%%

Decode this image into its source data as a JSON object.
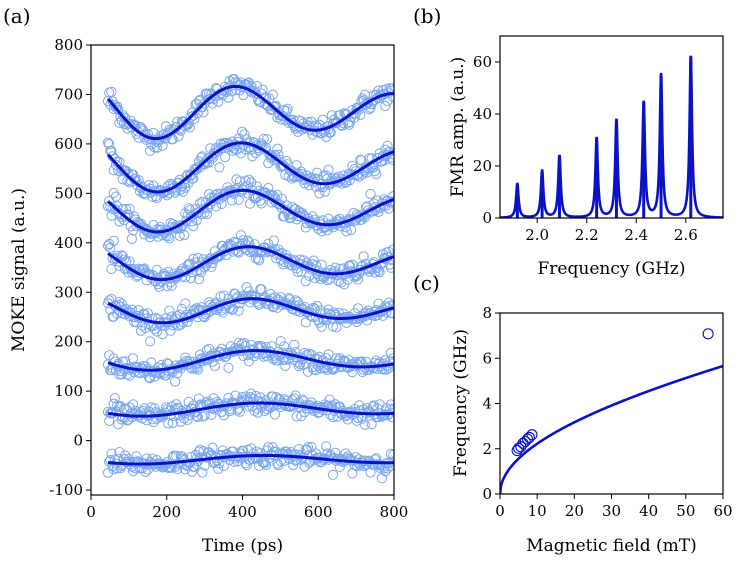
{
  "chart_data": [
    {
      "panel": "(a)",
      "type": "scatter",
      "xlabel": "Time (ps)",
      "ylabel": "MOKE signal (a.u.)",
      "xlim": [
        0,
        800
      ],
      "ylim": [
        -110,
        800
      ],
      "xticks": [
        0,
        200,
        400,
        600,
        800
      ],
      "yticks": [
        -100,
        0,
        100,
        200,
        300,
        400,
        500,
        600,
        700,
        800
      ],
      "marker_color": "#7aa6ef",
      "fit_color": "#0a12c8",
      "time_range": [
        45,
        800
      ],
      "noise_amplitude": 10,
      "series": [
        {
          "offset": 668,
          "amplitude": 48,
          "period_ps": 420,
          "phase_peak_ps": 385,
          "decay_ps": 1200,
          "slope": 0
        },
        {
          "offset": 557,
          "amplitude": 45,
          "period_ps": 440,
          "phase_peak_ps": 400,
          "decay_ps": 1200,
          "slope": 0
        },
        {
          "offset": 468,
          "amplitude": 38,
          "period_ps": 450,
          "phase_peak_ps": 405,
          "decay_ps": 1200,
          "slope": 0
        },
        {
          "offset": 362,
          "amplitude": 30,
          "period_ps": 460,
          "phase_peak_ps": 420,
          "decay_ps": 1200,
          "slope": 0
        },
        {
          "offset": 265,
          "amplitude": 22,
          "period_ps": 470,
          "phase_peak_ps": 430,
          "decay_ps": 1200,
          "slope": 0
        },
        {
          "offset": 164,
          "amplitude": 18,
          "period_ps": 560,
          "phase_peak_ps": 440,
          "decay_ps": 1500,
          "slope": 0
        },
        {
          "offset": 64,
          "amplitude": 12,
          "period_ps": 620,
          "phase_peak_ps": 450,
          "decay_ps": 1600,
          "slope": 0
        },
        {
          "offset": -38,
          "amplitude": 8,
          "period_ps": 650,
          "phase_peak_ps": 460,
          "decay_ps": 2000,
          "slope": 0
        }
      ],
      "panel_label": "(a)"
    },
    {
      "panel": "(b)",
      "type": "line",
      "xlabel": "Frequency (GHz)",
      "ylabel": "FMR amp. (a.u.)",
      "xlim": [
        1.85,
        2.75
      ],
      "ylim": [
        0,
        70
      ],
      "xticks": [
        2.0,
        2.2,
        2.4,
        2.6
      ],
      "xtick_labels": [
        "2.0",
        "2.2",
        "2.4",
        "2.6"
      ],
      "yticks": [
        0,
        20,
        40,
        60
      ],
      "line_color": "#0a12c8",
      "peak_width_ghz": 0.006,
      "peaks": [
        {
          "frequency": 1.92,
          "amplitude": 13
        },
        {
          "frequency": 2.02,
          "amplitude": 18
        },
        {
          "frequency": 2.09,
          "amplitude": 24
        },
        {
          "frequency": 2.24,
          "amplitude": 30.5
        },
        {
          "frequency": 2.32,
          "amplitude": 37.5
        },
        {
          "frequency": 2.43,
          "amplitude": 44.5
        },
        {
          "frequency": 2.5,
          "amplitude": 55
        },
        {
          "frequency": 2.62,
          "amplitude": 62
        }
      ],
      "panel_label": "(b)"
    },
    {
      "panel": "(c)",
      "type": "scatter",
      "xlabel": "Magnetic field (mT)",
      "ylabel": "Frequency (GHz)",
      "xlim": [
        0,
        60
      ],
      "ylim": [
        0,
        8
      ],
      "xticks": [
        0,
        10,
        20,
        30,
        40,
        50,
        60
      ],
      "yticks": [
        0,
        2,
        4,
        6,
        8
      ],
      "fit": {
        "model": "kittel",
        "gamma_ghz_per_mt": 0.028,
        "ms_mt": 620
      },
      "line_color": "#0a12c8",
      "points": [
        {
          "x": 4.6,
          "y": 1.92
        },
        {
          "x": 5.0,
          "y": 2.02
        },
        {
          "x": 5.6,
          "y": 2.09
        },
        {
          "x": 6.2,
          "y": 2.24
        },
        {
          "x": 6.8,
          "y": 2.32
        },
        {
          "x": 7.4,
          "y": 2.43
        },
        {
          "x": 7.9,
          "y": 2.5
        },
        {
          "x": 8.6,
          "y": 2.62
        },
        {
          "x": 56.0,
          "y": 7.08
        }
      ],
      "panel_label": "(c)"
    }
  ]
}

%%

**What you have to do:** In your copy of the listing above, reproduce each line exactly and omit all pictures.

**Exercise response:**
Decode this image into its source data as a JSON object.
{
  "chart_data": [
    {
      "panel": "(a)",
      "type": "scatter",
      "xlabel": "Time (ps)",
      "ylabel": "MOKE signal (a.u.)",
      "xlim": [
        0,
        800
      ],
      "ylim": [
        -110,
        800
      ],
      "xticks": [
        0,
        200,
        400,
        600,
        800
      ],
      "yticks": [
        -100,
        0,
        100,
        200,
        300,
        400,
        500,
        600,
        700,
        800
      ],
      "marker_color": "#7aa6ef",
      "fit_color": "#0a12c8",
      "time_range": [
        45,
        800
      ],
      "noise_amplitude": 10,
      "series": [
        {
          "offset": 668,
          "amplitude": 48,
          "period_ps": 420,
          "phase_peak_ps": 385,
          "decay_ps": 1200,
          "slope": 0
        },
        {
          "offset": 557,
          "amplitude": 45,
          "period_ps": 440,
          "phase_peak_ps": 400,
          "decay_ps": 1200,
          "slope": 0
        },
        {
          "offset": 468,
          "amplitude": 38,
          "period_ps": 450,
          "phase_peak_ps": 405,
          "decay_ps": 1200,
          "slope": 0
        },
        {
          "offset": 362,
          "amplitude": 30,
          "period_ps": 460,
          "phase_peak_ps": 420,
          "decay_ps": 1200,
          "slope": 0
        },
        {
          "offset": 265,
          "amplitude": 22,
          "period_ps": 470,
          "phase_peak_ps": 430,
          "decay_ps": 1200,
          "slope": 0
        },
        {
          "offset": 164,
          "amplitude": 18,
          "period_ps": 560,
          "phase_peak_ps": 440,
          "decay_ps": 1500,
          "slope": 0
        },
        {
          "offset": 64,
          "amplitude": 12,
          "period_ps": 620,
          "phase_peak_ps": 450,
          "decay_ps": 1600,
          "slope": 0
        },
        {
          "offset": -38,
          "amplitude": 8,
          "period_ps": 650,
          "phase_peak_ps": 460,
          "decay_ps": 2000,
          "slope": 0
        }
      ],
      "panel_label": "(a)"
    },
    {
      "panel": "(b)",
      "type": "line",
      "xlabel": "Frequency (GHz)",
      "ylabel": "FMR amp. (a.u.)",
      "xlim": [
        1.85,
        2.75
      ],
      "ylim": [
        0,
        70
      ],
      "xticks": [
        2.0,
        2.2,
        2.4,
        2.6
      ],
      "xtick_labels": [
        "2.0",
        "2.2",
        "2.4",
        "2.6"
      ],
      "yticks": [
        0,
        20,
        40,
        60
      ],
      "line_color": "#0a12c8",
      "peak_width_ghz": 0.006,
      "peaks": [
        {
          "frequency": 1.92,
          "amplitude": 13
        },
        {
          "frequency": 2.02,
          "amplitude": 18
        },
        {
          "frequency": 2.09,
          "amplitude": 24
        },
        {
          "frequency": 2.24,
          "amplitude": 30.5
        },
        {
          "frequency": 2.32,
          "amplitude": 37.5
        },
        {
          "frequency": 2.43,
          "amplitude": 44.5
        },
        {
          "frequency": 2.5,
          "amplitude": 55
        },
        {
          "frequency": 2.62,
          "amplitude": 62
        }
      ],
      "panel_label": "(b)"
    },
    {
      "panel": "(c)",
      "type": "scatter",
      "xlabel": "Magnetic field (mT)",
      "ylabel": "Frequency (GHz)",
      "xlim": [
        0,
        60
      ],
      "ylim": [
        0,
        8
      ],
      "xticks": [
        0,
        10,
        20,
        30,
        40,
        50,
        60
      ],
      "yticks": [
        0,
        2,
        4,
        6,
        8
      ],
      "fit": {
        "model": "kittel",
        "gamma_ghz_per_mt": 0.028,
        "ms_mt": 620
      },
      "line_color": "#0a12c8",
      "points": [
        {
          "x": 4.6,
          "y": 1.92
        },
        {
          "x": 5.0,
          "y": 2.02
        },
        {
          "x": 5.6,
          "y": 2.09
        },
        {
          "x": 6.2,
          "y": 2.24
        },
        {
          "x": 6.8,
          "y": 2.32
        },
        {
          "x": 7.4,
          "y": 2.43
        },
        {
          "x": 7.9,
          "y": 2.5
        },
        {
          "x": 8.6,
          "y": 2.62
        },
        {
          "x": 56.0,
          "y": 7.08
        }
      ],
      "panel_label": "(c)"
    }
  ]
}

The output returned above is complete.